Your instructions:
Go line by line through the data below and count those with the string "occurs". Give the number only.

Supplied material:

____________________

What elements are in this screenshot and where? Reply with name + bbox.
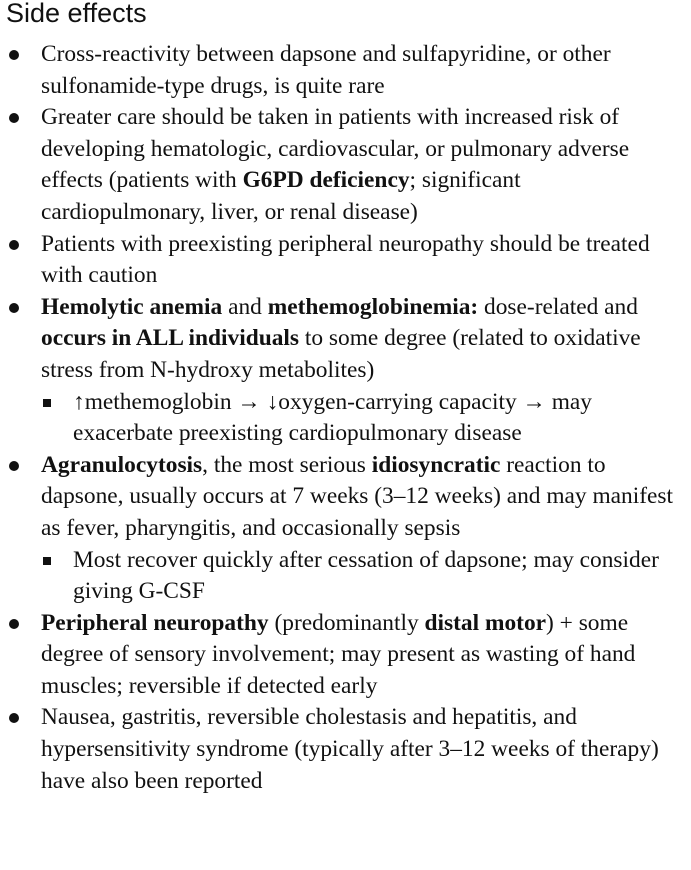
list-item xyxy=(0,702,691,797)
text-run: and xyxy=(222,293,268,320)
text-run: Patients with preexisting peripheral neuropathy should be treated with caution xyxy=(41,230,650,289)
list-item xyxy=(0,39,691,102)
list-item xyxy=(0,608,691,703)
list-item-text xyxy=(41,452,673,541)
text-run: to some degree (related to oxidative stress from N-hydroxy metabolites) xyxy=(41,325,641,383)
bold-term: distal motor xyxy=(424,609,547,636)
list-item-text xyxy=(41,104,629,225)
bold-term: G6PD deficiency xyxy=(242,167,410,194)
text-run: (predominantly xyxy=(268,609,425,636)
text-run: reaction to dapsone, usually occurs at 7 weeks (3–12 weeks) and may manifest as fever, pharyngitis, and occasionally sepsis xyxy=(41,451,674,541)
text-run: , the most serious xyxy=(202,451,372,478)
sub-list-item xyxy=(41,545,687,608)
bullet-icon xyxy=(9,240,19,250)
list-item xyxy=(0,292,691,450)
bold-term: occurs in ALL individuals xyxy=(41,325,300,352)
list-item-text xyxy=(41,41,611,99)
list-item-text xyxy=(41,704,659,793)
text-run: ; significant cardiopulmonary, liver, or renal disease) xyxy=(41,167,521,225)
list-item-text xyxy=(41,610,635,699)
text-run: ) + some degree of sensory involvement; may present as wasting of hand muscles; reversible if detected early xyxy=(41,609,636,699)
bullet-icon xyxy=(9,713,19,723)
list-item xyxy=(0,450,691,608)
text-run: Greater care should be taken in patients with increased risk of developing hematologic, cardiovascular, or pulmonary adverse effects (patients with xyxy=(41,104,630,194)
bold-term: idiosyncratic xyxy=(371,451,501,478)
square-bullet-icon xyxy=(43,399,51,407)
section-title: Side effects xyxy=(6,0,147,28)
bullet-icon xyxy=(9,619,19,629)
sub-list-item-text: ↑methemoglobin → ↓oxygen-carrying capacity → may exacerbate preexisting cardiopulmonary disease xyxy=(73,388,592,447)
sub-list xyxy=(41,387,687,450)
list-item xyxy=(0,229,691,292)
sub-list xyxy=(41,545,687,608)
bullet-icon xyxy=(9,303,19,313)
bold-term: methemoglobinemia: xyxy=(267,293,479,320)
bullet-icon xyxy=(9,113,19,123)
list-item-text xyxy=(41,294,641,383)
text-run: Nausea, gastritis, reversible cholestasis and hepatitis, and hypersensitivity syndrome (typically after 3–12 weeks of therapy) have also been reported xyxy=(41,704,659,794)
text-run: dose-related and xyxy=(478,293,638,320)
bold-term: Hemolytic anemia xyxy=(41,293,223,320)
bullet-icon xyxy=(9,50,19,60)
sub-list-item-text: Most recover quickly after cessation of dapsone; may consider giving G-CSF xyxy=(73,546,659,605)
list-item xyxy=(0,102,691,228)
bold-term: Agranulocytosis xyxy=(41,451,203,478)
text-run: Cross-reactivity between dapsone and sulfapyridine, or other sulfonamide-type drugs, is quite rare xyxy=(41,41,611,99)
bullet-icon xyxy=(9,461,19,471)
sub-list-item xyxy=(41,387,687,450)
side-effects-list xyxy=(0,39,691,797)
list-item-text xyxy=(41,231,650,289)
square-bullet-icon xyxy=(43,557,51,565)
bold-term: Peripheral neuropathy xyxy=(41,609,269,636)
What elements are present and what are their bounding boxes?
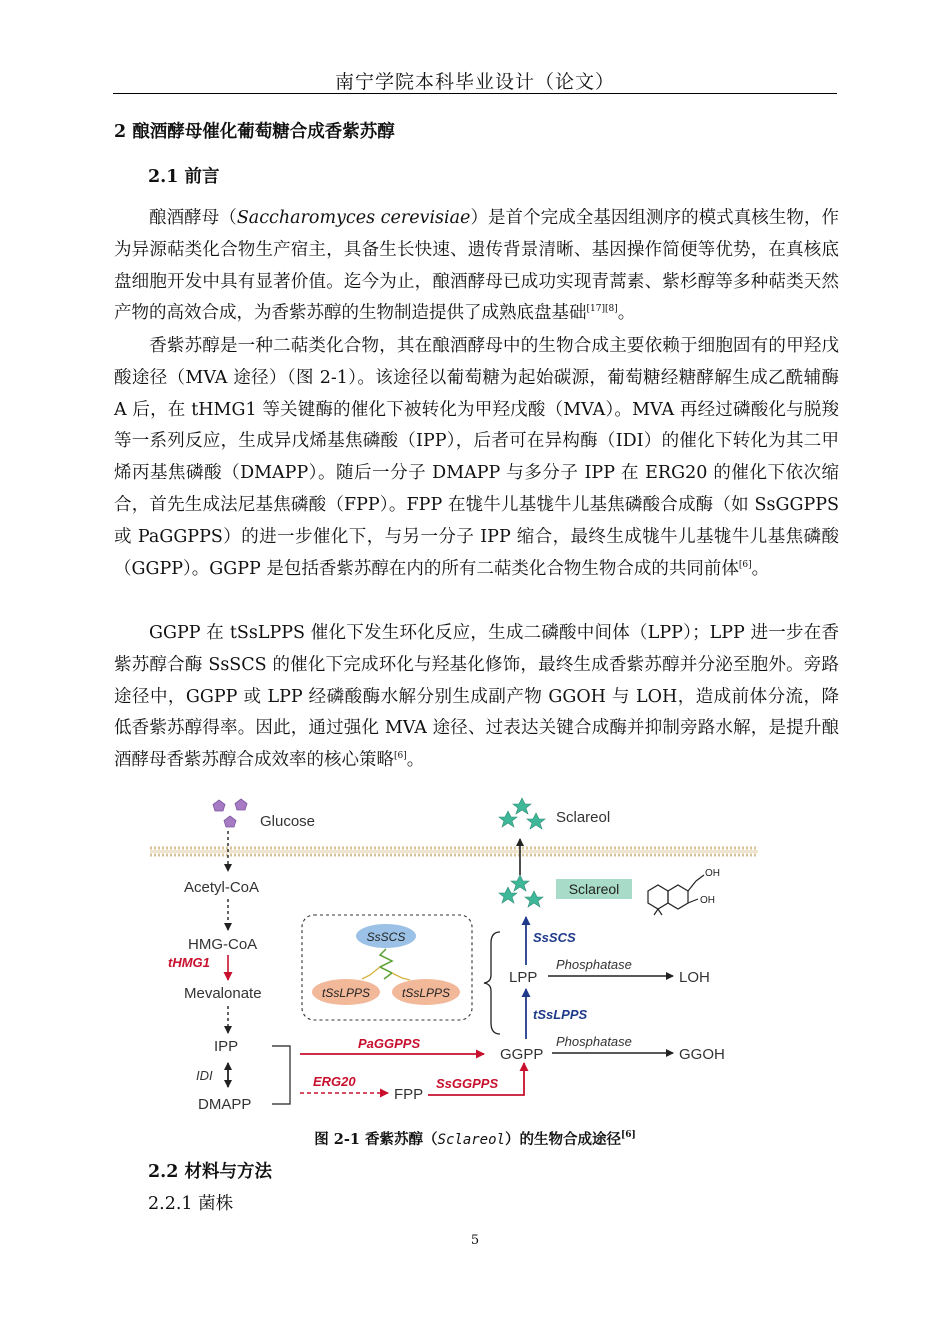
cell-membrane xyxy=(150,848,758,855)
enzyme-complex-brace xyxy=(484,932,500,1034)
paragraph-intro xyxy=(114,203,839,330)
header-divider xyxy=(113,93,837,94)
sclareol-star-icon xyxy=(499,798,545,829)
page-number: 5 xyxy=(470,1233,480,1248)
pathway-diagram xyxy=(148,795,758,1123)
species-name: Saccharomyces cerevisiae xyxy=(236,208,471,228)
figure-caption-sci: Sclareol xyxy=(437,1132,505,1148)
idi-enzyme-label: IDI xyxy=(196,1068,213,1083)
lpp-label: LPP xyxy=(509,969,538,986)
paragraph-intro-text-b: ）是首个完成全基因组测序的模式真核生物，作为异源萜类化合物生产宿主，具备生长快速、遗传背景清晰、基因操作简便等优势，在真核底盘细胞开发中具有显著价值。迄今为止，酿酒酵母已成功实现青蒿素、紫杉醇等多种萜类天然产物的高效合成，为香紫苏醇的生物制造提供了成熟底盘基础 xyxy=(114,208,839,324)
page-header-title: 南宁学院本科毕业设计（论文） xyxy=(334,71,615,93)
complex-sscs-label: SsSCS xyxy=(366,930,406,944)
subsubsection-title: 2.2.1 菌株 xyxy=(148,1194,234,1214)
section-title: 2 酿酒酵母催化葡萄糖合成香紫苏醇 xyxy=(114,122,395,142)
loh-label: LOH xyxy=(679,969,710,986)
phosphatase-ggoh-label: Phosphatase xyxy=(556,1034,632,1049)
paragraph-intro-text-a: 酿酒酵母（ xyxy=(149,208,237,228)
pathway-figure xyxy=(148,795,758,1123)
erg20-enzyme-label: ERG20 xyxy=(313,1074,356,1089)
sclareol-star-icon xyxy=(499,875,543,907)
thmg1-enzyme-label: tHMG1 xyxy=(168,955,210,970)
tsslpps-enzyme-label: tSsLPPS xyxy=(533,1007,588,1022)
oh-label-1: OH xyxy=(705,868,720,879)
glucose-label: Glucose xyxy=(260,813,316,830)
citation: [17][8] xyxy=(586,304,618,315)
glucose-pentagon-icon xyxy=(213,799,247,827)
sscs-enzyme-label: SsSCS xyxy=(533,930,576,945)
figure-caption xyxy=(0,1128,950,1149)
sclareol-structure-icon xyxy=(648,875,704,915)
mevalonate-label: Mevalonate xyxy=(184,985,262,1002)
oh-label-2: OH xyxy=(700,895,715,906)
fpp-label: FPP xyxy=(394,1086,424,1103)
paggpps-enzyme-label: PaGGPPS xyxy=(358,1036,421,1051)
figure-caption-b: ）的生物合成途径 xyxy=(504,1131,621,1148)
ggpp-label: GGPP xyxy=(500,1046,544,1063)
ggoh-label: GGOH xyxy=(679,1046,725,1063)
sclareol-box-label: Sclareol xyxy=(568,881,620,897)
dmapp-label: DMAPP xyxy=(198,1096,252,1113)
acetyl-coa-label: Acetyl-CoA xyxy=(184,879,260,896)
hmg-coa-label: HMG-CoA xyxy=(188,936,258,953)
paragraph-pathway-end: 。 xyxy=(751,558,770,579)
paragraph-cyclization-text: GGPP 在 tSsLPPS 催化下发生环化反应，生成二磷酸中间体（LPP）；LPP 进一步在香紫苏醇合酶 SsSCS 的催化下完成环化与羟基化修饰，最终生成香紫苏醇并分泌至胞外。旁路途径中，GGPP 或 LPP 经磷酸酶水解分别生成副产物 GGOH 与 LOH，造成前体分流，降低香紫苏醇得率。因此，通过强化 MVA 途径、过表达关键合成酶并抑制旁路水解，是提升酿酒酵母香紫苏醇合成效率的核心策略 xyxy=(114,623,839,771)
paragraph-cyclization-end: 。 xyxy=(406,750,425,771)
paragraph-pathway-text: 香紫苏醇是一种二萜类化合物，其在酿酒酵母中的生物合成主要依赖于细胞固有的甲羟戊酸途径（MVA 途径）（图 2-1）。该途径以葡萄糖为起始碳源，葡萄糖经糖酵解生成乙酰辅酶 A 后，在 tHMG1 等关键酶的催化下被转化为甲羟戊酸（MVA）。MVA 再经过磷酸化与脱羧等一系列反应，生成异戊烯基焦磷酸（IPP），后者可在异构酶（IDI）的催化下转化为其二甲烯丙基焦磷酸（DMAPP）。随后一分子 DMAPP 与多分子 IPP 在 ERG20 的催化下依次缩合，首先生成法尼基焦磷酸（FPP）。FPP 在牻牛儿基牻牛儿基焦磷酸合成酶（如 SsGGPPS 或 PaGGPPS）的进一步催化下，与另一分子 IPP 缩合，最终生成牻牛儿基牻牛儿基焦磷酸（GGPP）。GGPP 是包括香紫苏醇在内的所有二萜类化合物生物合成的共同前体 xyxy=(114,336,839,579)
ssggpps-enzyme-label: SsGGPPS xyxy=(436,1076,499,1091)
ipp-dmapp-bracket xyxy=(272,1046,290,1104)
sclareol-product-label: Sclareol xyxy=(556,809,611,826)
phosphatase-loh-label: Phosphatase xyxy=(556,957,632,972)
subsection-title: 2.1 前言 xyxy=(148,167,220,187)
ipp-label: IPP xyxy=(214,1038,239,1055)
complex-tsslpps-label-2: tSsLPPS xyxy=(401,986,451,1000)
citation: [6] xyxy=(620,1130,636,1140)
citation: [6] xyxy=(394,751,407,762)
figure-caption-a: 图 2-1 香紫苏醇（ xyxy=(314,1131,438,1148)
complex-tsslpps-label-1: tSsLPPS xyxy=(321,986,371,1000)
paragraph-pathway xyxy=(114,331,839,585)
enzyme-fusion-complex xyxy=(302,915,472,1020)
paragraph-intro-end: 。 xyxy=(617,303,636,324)
linker-spring-icon xyxy=(380,949,392,979)
subsection-title: 2.2 材料与方法 xyxy=(148,1162,273,1182)
citation: [6] xyxy=(738,559,752,570)
paragraph-cyclization xyxy=(114,618,839,777)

____________________

Response box:
2